Entries provided -
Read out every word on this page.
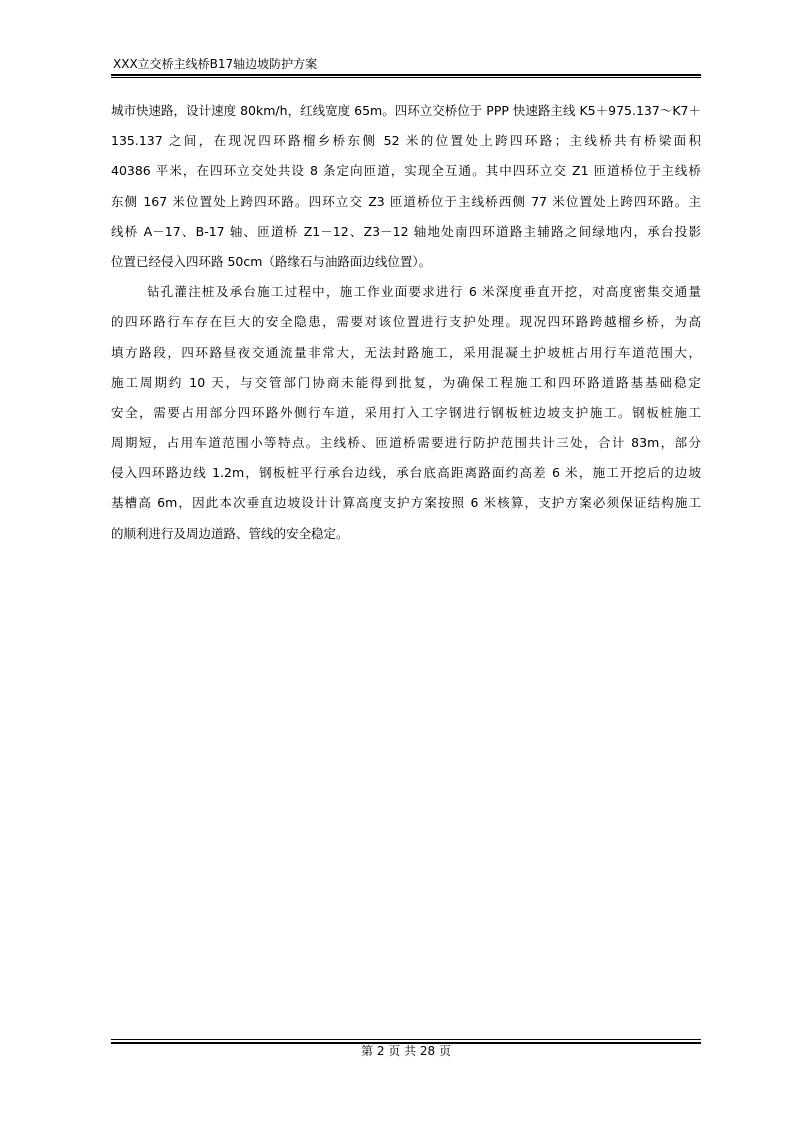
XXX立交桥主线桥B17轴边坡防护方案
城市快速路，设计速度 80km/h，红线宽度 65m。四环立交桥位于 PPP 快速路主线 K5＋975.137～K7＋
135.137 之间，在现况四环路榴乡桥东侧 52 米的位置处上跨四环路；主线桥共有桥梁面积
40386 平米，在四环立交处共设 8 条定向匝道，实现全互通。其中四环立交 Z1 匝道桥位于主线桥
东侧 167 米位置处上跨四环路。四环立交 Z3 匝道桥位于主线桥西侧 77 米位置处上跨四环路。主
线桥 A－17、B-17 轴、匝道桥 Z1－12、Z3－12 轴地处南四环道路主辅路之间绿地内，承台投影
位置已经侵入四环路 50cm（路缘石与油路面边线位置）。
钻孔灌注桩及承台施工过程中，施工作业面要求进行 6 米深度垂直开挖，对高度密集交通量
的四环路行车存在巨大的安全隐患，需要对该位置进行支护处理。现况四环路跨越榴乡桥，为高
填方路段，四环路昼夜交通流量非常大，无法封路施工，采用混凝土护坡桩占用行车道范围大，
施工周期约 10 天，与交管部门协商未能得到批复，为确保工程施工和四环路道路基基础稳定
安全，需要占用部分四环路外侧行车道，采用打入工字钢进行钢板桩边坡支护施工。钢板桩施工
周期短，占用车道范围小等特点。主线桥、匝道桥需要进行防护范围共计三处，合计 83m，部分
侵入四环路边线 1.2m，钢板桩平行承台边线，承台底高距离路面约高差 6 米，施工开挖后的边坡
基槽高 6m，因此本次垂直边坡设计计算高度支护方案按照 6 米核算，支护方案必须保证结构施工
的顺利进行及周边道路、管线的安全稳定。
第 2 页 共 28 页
==
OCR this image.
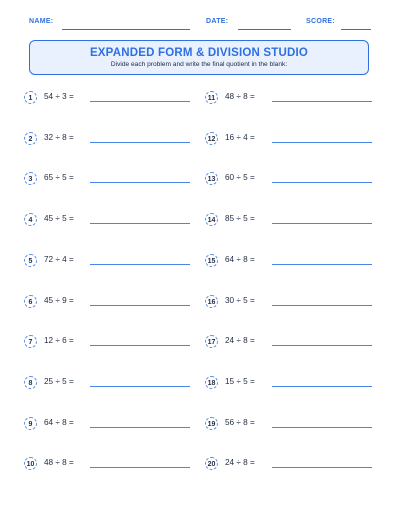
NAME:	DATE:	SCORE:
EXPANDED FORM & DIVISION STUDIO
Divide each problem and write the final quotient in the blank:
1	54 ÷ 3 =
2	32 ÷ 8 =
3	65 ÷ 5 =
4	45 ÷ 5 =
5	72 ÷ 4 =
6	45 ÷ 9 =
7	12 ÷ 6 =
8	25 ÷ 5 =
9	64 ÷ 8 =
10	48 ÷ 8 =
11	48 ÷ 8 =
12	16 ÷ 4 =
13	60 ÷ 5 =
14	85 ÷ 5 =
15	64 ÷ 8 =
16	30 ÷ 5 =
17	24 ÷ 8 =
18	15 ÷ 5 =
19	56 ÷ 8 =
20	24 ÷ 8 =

What you are asked to do - Gather all the lines that include the word "this" and copy them out.

Correct answer -
Read out every word on this page.
OCR this image.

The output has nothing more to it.